§ EXERCISE BRIEF: Bring together all lines of the material below that contain the string "sindacato".

§ STORED DATA:
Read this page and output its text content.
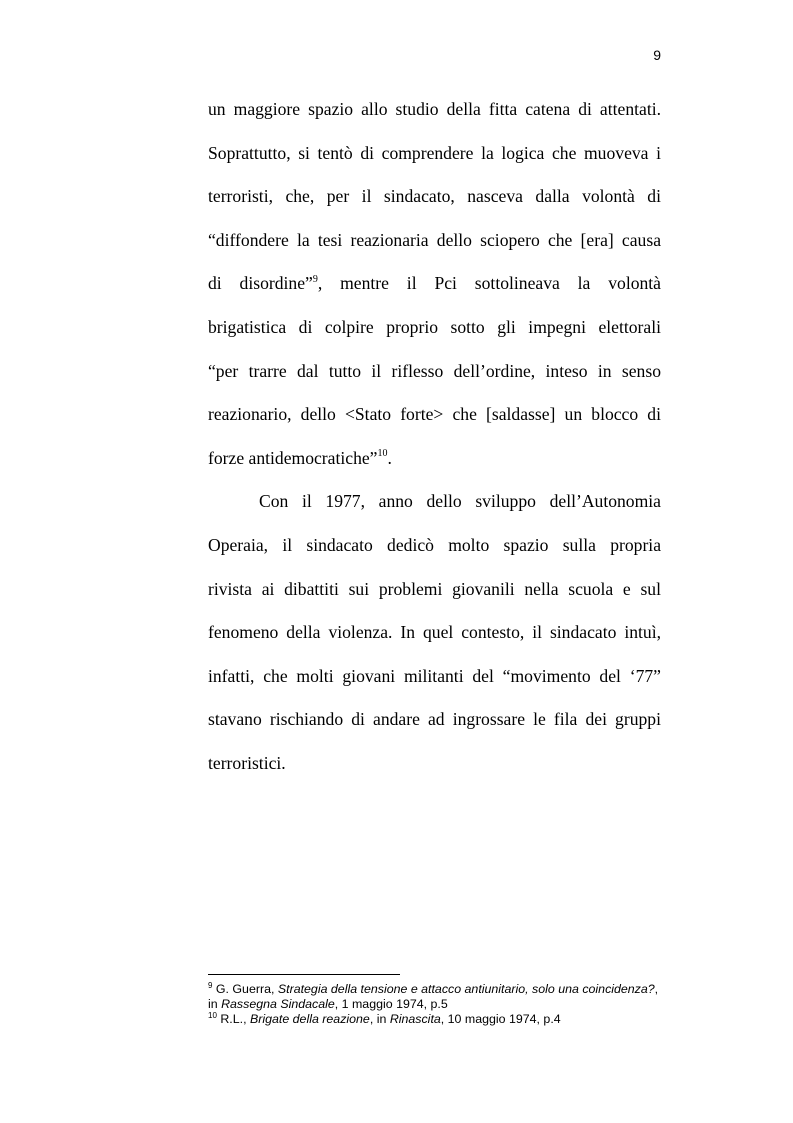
9
un maggiore spazio allo studio della fitta catena di attentati.
Soprattutto, si tentò di comprendere la logica che muoveva i
terroristi, che, per il sindacato, nasceva dalla volontà di
“diffondere la tesi reazionaria dello sciopero che [era] causa
di disordine”$^9$, mentre il Pci sottolineava la volontà
brigatistica di colpire proprio sotto gli impegni elettorali
“per trarre dal tutto il riflesso dell’ordine, inteso in senso
reazionario, dello <Stato forte> che [saldasse] un blocco di
forze antidemocratiche”$^{10}$.
Con il 1977, anno dello sviluppo dell’Autonomia
Operaia, il sindacato dedicò molto spazio sulla propria
rivista ai dibattiti sui problemi giovanili nella scuola e sul
fenomeno della violenza. In quel contesto, il sindacato intuì,
infatti, che molti giovani militanti del “movimento del ‘77”
stavano rischiando di andare ad ingrossare le fila dei gruppi
terroristici.

$^9$ G. Guerra, Strategia della tensione e attacco antiunitario, solo una coincidenza?, in Rassegna Sindacale, 1 maggio 1974, p.5

$^{10}$ R.L., Brigate della reazione, in Rinascita, 10 maggio 1974, p.4
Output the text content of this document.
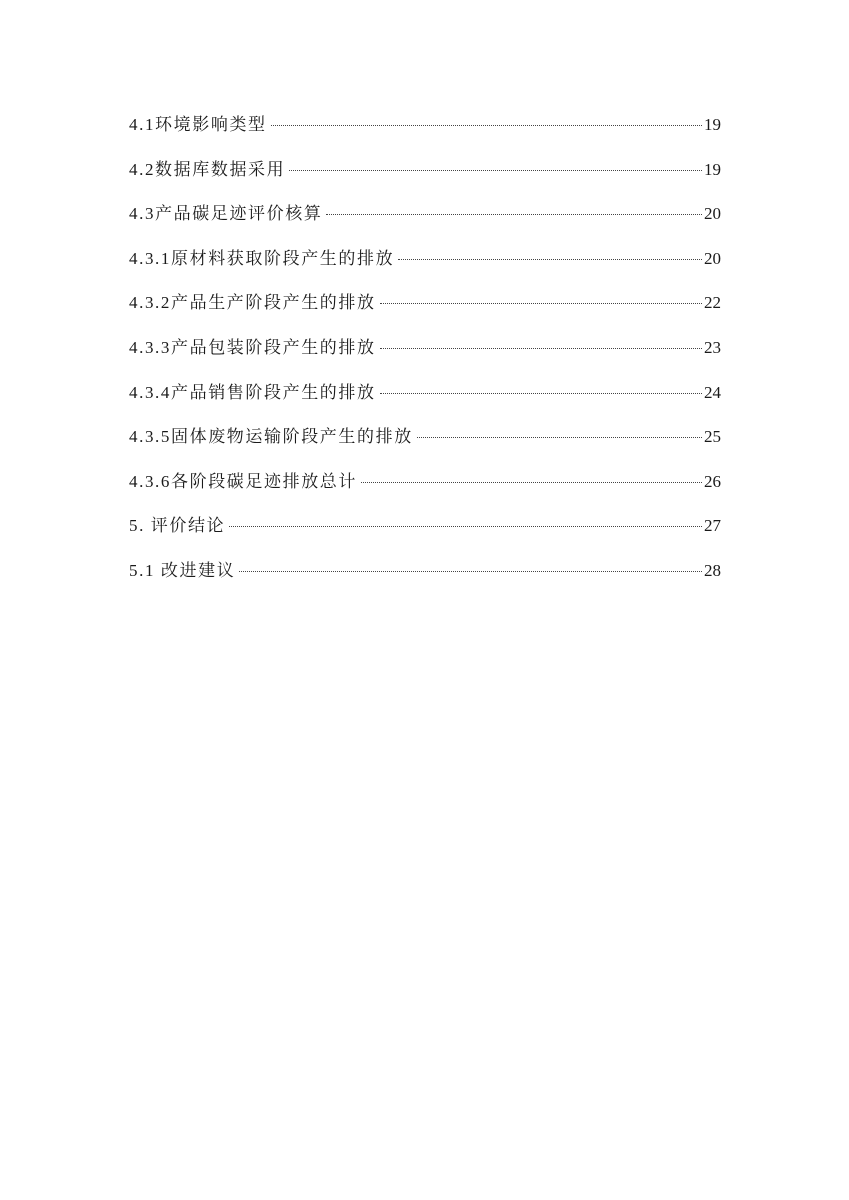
4.1环境影响类型	19
4.2数据库数据采用	19
4.3产品碳足迹评价核算	20
4.3.1原材料获取阶段产生的排放	20
4.3.2产品生产阶段产生的排放	22
4.3.3产品包装阶段产生的排放	23
4.3.4产品销售阶段产生的排放	24
4.3.5固体废物运输阶段产生的排放	25
4.3.6各阶段碳足迹排放总计	26
5. 评价结论	27
5.1 改进建议	28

§ RESULT FOR THIS EXERCISE:
terroristi, che, per il sindacato, nasceva dalla volontà di
Operaia, il sindacato dedicò molto spazio sulla propria
fenomeno della violenza. In quel contesto, il sindacato intuì,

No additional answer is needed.